**JOB**
Return all lines from the listing below in which the string "this" occurs.

**DATA SHOWN**

▼▼▼

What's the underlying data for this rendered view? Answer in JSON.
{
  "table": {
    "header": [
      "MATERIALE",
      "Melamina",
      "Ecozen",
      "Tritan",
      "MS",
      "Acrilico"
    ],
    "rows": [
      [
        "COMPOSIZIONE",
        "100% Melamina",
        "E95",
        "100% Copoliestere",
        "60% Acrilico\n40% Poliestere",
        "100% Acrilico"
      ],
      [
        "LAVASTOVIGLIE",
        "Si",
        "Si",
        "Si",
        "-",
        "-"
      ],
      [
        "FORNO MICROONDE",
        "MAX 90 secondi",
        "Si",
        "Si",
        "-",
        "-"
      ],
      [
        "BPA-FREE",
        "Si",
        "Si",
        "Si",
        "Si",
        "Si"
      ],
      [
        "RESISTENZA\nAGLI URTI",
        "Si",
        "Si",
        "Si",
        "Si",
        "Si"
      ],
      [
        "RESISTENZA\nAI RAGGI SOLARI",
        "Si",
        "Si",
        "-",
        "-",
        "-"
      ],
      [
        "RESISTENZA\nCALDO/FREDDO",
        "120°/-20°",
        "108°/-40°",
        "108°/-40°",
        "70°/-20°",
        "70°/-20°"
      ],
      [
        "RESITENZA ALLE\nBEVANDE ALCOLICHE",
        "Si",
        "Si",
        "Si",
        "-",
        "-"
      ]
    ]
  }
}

▲▲▲
▼▼▼

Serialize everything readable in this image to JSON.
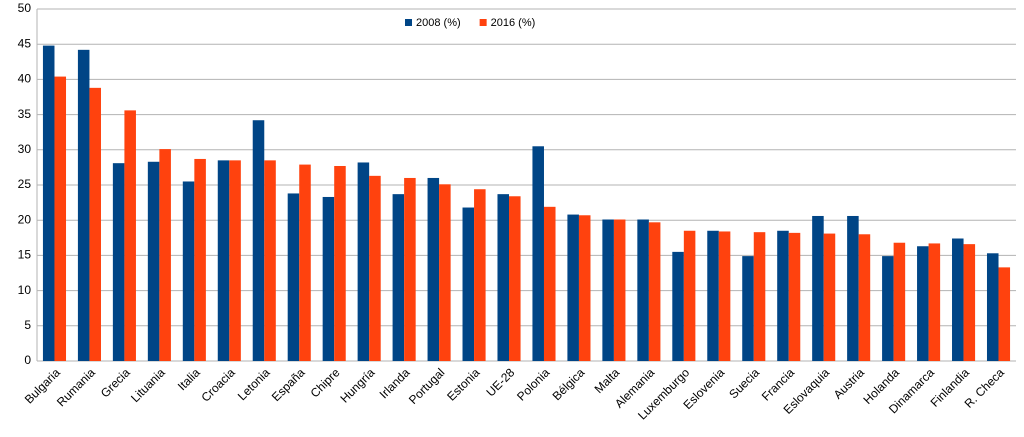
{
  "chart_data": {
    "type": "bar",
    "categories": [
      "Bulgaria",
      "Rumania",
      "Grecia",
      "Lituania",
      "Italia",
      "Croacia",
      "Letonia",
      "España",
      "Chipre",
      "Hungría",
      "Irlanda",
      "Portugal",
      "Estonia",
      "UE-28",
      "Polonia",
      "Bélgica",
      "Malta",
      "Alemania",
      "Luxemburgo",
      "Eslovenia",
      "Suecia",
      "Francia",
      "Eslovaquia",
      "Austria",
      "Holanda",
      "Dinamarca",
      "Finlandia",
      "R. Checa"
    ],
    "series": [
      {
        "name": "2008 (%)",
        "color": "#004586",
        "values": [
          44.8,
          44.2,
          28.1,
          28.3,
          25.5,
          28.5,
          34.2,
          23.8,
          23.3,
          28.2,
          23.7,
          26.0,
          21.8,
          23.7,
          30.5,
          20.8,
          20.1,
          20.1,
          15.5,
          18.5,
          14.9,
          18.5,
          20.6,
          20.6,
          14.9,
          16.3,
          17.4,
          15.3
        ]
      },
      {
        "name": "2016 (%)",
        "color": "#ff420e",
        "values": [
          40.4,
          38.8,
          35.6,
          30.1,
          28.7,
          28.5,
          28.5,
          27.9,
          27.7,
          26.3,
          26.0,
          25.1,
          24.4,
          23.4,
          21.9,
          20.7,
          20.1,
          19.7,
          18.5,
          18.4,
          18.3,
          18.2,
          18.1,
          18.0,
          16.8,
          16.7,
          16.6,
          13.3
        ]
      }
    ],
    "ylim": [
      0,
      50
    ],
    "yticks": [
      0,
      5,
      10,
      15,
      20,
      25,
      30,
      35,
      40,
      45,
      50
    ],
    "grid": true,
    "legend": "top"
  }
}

▲▲▲
▼▼▼

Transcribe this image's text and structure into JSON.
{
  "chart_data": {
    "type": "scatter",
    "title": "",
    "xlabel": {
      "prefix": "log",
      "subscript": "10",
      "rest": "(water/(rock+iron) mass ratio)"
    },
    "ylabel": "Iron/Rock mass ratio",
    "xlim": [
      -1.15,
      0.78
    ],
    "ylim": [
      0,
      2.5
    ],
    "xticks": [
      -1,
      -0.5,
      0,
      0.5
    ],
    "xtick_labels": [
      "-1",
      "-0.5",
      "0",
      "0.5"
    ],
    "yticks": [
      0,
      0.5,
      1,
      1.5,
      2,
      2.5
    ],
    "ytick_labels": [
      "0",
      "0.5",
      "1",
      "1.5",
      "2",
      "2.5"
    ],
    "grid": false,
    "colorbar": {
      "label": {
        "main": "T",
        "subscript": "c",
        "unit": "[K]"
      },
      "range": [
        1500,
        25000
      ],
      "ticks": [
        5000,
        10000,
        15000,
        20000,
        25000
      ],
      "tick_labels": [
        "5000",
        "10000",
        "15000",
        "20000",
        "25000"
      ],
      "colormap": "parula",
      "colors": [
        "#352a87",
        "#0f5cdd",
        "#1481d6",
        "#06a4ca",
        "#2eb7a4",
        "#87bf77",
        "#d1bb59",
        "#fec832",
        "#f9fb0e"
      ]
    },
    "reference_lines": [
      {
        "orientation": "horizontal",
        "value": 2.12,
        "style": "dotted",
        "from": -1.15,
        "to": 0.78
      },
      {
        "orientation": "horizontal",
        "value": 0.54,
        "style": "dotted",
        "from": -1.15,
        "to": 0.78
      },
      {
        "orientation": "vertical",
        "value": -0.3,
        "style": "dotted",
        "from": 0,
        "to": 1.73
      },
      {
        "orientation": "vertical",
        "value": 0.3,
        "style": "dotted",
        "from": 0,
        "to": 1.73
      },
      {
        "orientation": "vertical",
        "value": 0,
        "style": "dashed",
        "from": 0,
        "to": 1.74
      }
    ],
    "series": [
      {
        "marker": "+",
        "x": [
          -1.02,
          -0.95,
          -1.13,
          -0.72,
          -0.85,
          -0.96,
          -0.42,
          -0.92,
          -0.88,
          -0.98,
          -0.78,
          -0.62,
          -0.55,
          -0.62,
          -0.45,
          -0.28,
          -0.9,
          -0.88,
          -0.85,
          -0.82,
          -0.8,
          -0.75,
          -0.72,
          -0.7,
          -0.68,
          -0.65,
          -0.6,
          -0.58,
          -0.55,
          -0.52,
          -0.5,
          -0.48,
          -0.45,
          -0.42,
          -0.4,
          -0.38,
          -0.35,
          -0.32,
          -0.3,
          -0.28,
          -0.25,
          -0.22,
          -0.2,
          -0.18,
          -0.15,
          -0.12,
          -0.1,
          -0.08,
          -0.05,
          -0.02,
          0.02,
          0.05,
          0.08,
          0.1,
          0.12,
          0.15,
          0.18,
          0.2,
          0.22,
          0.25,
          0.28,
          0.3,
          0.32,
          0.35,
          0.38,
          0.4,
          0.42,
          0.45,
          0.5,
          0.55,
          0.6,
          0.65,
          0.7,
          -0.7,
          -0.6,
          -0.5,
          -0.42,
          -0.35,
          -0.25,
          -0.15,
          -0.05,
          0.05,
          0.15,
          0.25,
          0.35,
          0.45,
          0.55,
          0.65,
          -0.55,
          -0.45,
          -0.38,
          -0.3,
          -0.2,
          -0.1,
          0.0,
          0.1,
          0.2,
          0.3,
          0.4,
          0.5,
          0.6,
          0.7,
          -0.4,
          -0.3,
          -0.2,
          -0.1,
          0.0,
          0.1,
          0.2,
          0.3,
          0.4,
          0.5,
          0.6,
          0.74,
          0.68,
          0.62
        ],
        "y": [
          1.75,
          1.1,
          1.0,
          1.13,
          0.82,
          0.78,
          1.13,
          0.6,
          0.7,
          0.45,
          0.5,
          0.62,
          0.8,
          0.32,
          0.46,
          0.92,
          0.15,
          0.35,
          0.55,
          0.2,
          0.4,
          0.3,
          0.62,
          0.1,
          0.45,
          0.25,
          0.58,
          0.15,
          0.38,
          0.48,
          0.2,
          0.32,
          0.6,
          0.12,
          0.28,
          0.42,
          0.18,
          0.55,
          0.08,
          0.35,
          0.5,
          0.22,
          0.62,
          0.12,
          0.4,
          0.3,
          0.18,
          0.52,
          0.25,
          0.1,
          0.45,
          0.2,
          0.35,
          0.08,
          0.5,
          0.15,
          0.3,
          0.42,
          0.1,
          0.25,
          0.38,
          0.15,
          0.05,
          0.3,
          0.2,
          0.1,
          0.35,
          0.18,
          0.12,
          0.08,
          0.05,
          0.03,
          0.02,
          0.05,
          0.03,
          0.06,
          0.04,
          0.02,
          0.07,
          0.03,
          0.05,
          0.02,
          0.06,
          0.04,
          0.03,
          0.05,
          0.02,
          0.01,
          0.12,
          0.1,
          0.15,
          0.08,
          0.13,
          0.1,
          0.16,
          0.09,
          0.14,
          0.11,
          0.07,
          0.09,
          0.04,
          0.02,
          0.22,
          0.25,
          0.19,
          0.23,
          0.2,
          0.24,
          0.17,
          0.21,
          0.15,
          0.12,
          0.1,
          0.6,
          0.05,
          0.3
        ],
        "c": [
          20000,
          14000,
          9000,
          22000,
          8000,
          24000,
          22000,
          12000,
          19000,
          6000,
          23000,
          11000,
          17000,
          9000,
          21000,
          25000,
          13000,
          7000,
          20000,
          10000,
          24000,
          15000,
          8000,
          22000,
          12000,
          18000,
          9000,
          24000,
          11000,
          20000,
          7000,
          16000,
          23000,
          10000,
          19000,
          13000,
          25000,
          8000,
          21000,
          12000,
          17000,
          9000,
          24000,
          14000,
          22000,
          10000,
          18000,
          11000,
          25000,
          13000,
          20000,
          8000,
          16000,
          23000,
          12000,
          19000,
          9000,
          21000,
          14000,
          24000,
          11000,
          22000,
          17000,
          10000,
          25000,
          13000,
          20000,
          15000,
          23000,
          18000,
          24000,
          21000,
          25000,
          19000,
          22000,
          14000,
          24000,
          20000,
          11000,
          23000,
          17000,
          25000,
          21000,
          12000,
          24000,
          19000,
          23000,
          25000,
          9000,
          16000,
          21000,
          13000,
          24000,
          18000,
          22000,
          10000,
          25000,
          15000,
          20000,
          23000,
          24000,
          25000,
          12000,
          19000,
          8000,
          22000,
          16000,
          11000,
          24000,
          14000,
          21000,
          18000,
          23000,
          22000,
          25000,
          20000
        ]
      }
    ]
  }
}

▲▲▲

**WRITTEN RESPONSE**
What's the underlying data for this rendered view? Answer in JSON.
Serialize everything readable in this image to JSON.
Transcribe this image's text and structure into JSON.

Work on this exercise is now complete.